> _Your task_
From the records, pick out and copy each line containing "source".

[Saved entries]
>> START

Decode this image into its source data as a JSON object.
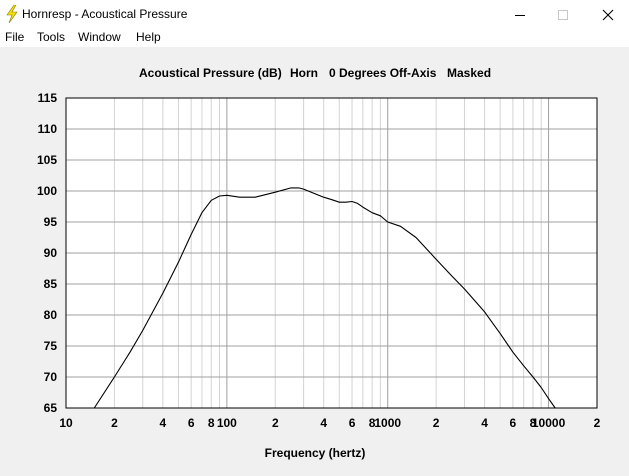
{
  "window": {
    "title": "Hornresp - Acoustical Pressure",
    "icon": "lightning-bolt-icon",
    "controls": [
      "minimize-icon",
      "maximize-icon",
      "close-icon"
    ]
  },
  "menu": {
    "items": [
      "File",
      "Tools",
      "Window",
      "Help"
    ]
  },
  "header": {
    "quantity": "Acoustical Pressure (dB)",
    "source": "Horn",
    "angle": "0 Degrees Off-Axis",
    "mode": "Masked"
  },
  "colors": {
    "background": "#f0f0f0",
    "plot_area": "#ffffff",
    "major_grid": "#a0a0a0",
    "minor_grid": "#d4d4d4",
    "trace": "#000000"
  },
  "chart_data": {
    "type": "line",
    "title": "Acoustical Pressure (dB)",
    "xlabel": "Frequency (hertz)",
    "ylabel": "",
    "xscale": "log",
    "xlim": [
      10,
      20000
    ],
    "ylim": [
      65,
      115
    ],
    "grid": true,
    "y_ticks": [
      "115",
      "110",
      "105",
      "100",
      "95",
      "90",
      "85",
      "80",
      "75",
      "70",
      "65"
    ],
    "x_ticks": [
      {
        "value": 10,
        "label": "10"
      },
      {
        "value": 20,
        "label": "2"
      },
      {
        "value": 40,
        "label": "4"
      },
      {
        "value": 60,
        "label": "6"
      },
      {
        "value": 80,
        "label": "8"
      },
      {
        "value": 100,
        "label": "100"
      },
      {
        "value": 200,
        "label": "2"
      },
      {
        "value": 400,
        "label": "4"
      },
      {
        "value": 600,
        "label": "6"
      },
      {
        "value": 800,
        "label": "8"
      },
      {
        "value": 1000,
        "label": "1000"
      },
      {
        "value": 2000,
        "label": "2"
      },
      {
        "value": 4000,
        "label": "4"
      },
      {
        "value": 6000,
        "label": "6"
      },
      {
        "value": 8000,
        "label": "8"
      },
      {
        "value": 10000,
        "label": "10000"
      },
      {
        "value": 20000,
        "label": "2"
      }
    ],
    "series": [
      {
        "x": [
          15,
          20,
          25,
          30,
          40,
          50,
          60,
          70,
          80,
          90,
          100,
          120,
          150,
          200,
          250,
          280,
          300,
          350,
          400,
          450,
          500,
          550,
          600,
          650,
          700,
          800,
          900,
          1000,
          1200,
          1500,
          2000,
          2500,
          3000,
          4000,
          5000,
          6000,
          7000,
          8000,
          9000,
          10000,
          11000
        ],
        "y": [
          65.0,
          70.0,
          74.0,
          77.5,
          83.5,
          88.5,
          93.0,
          96.5,
          98.5,
          99.2,
          99.3,
          99.0,
          99.0,
          99.8,
          100.5,
          100.5,
          100.3,
          99.6,
          99.0,
          98.6,
          98.2,
          98.2,
          98.3,
          98.0,
          97.4,
          96.5,
          96.0,
          95.0,
          94.3,
          92.5,
          89.0,
          86.3,
          84.2,
          80.5,
          77.0,
          74.0,
          71.8,
          70.0,
          68.3,
          66.5,
          65.0
        ]
      }
    ]
  }
}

>> END

> _Completed task_
Decode this image into its source data as a JSON object.
    "source": "Horn",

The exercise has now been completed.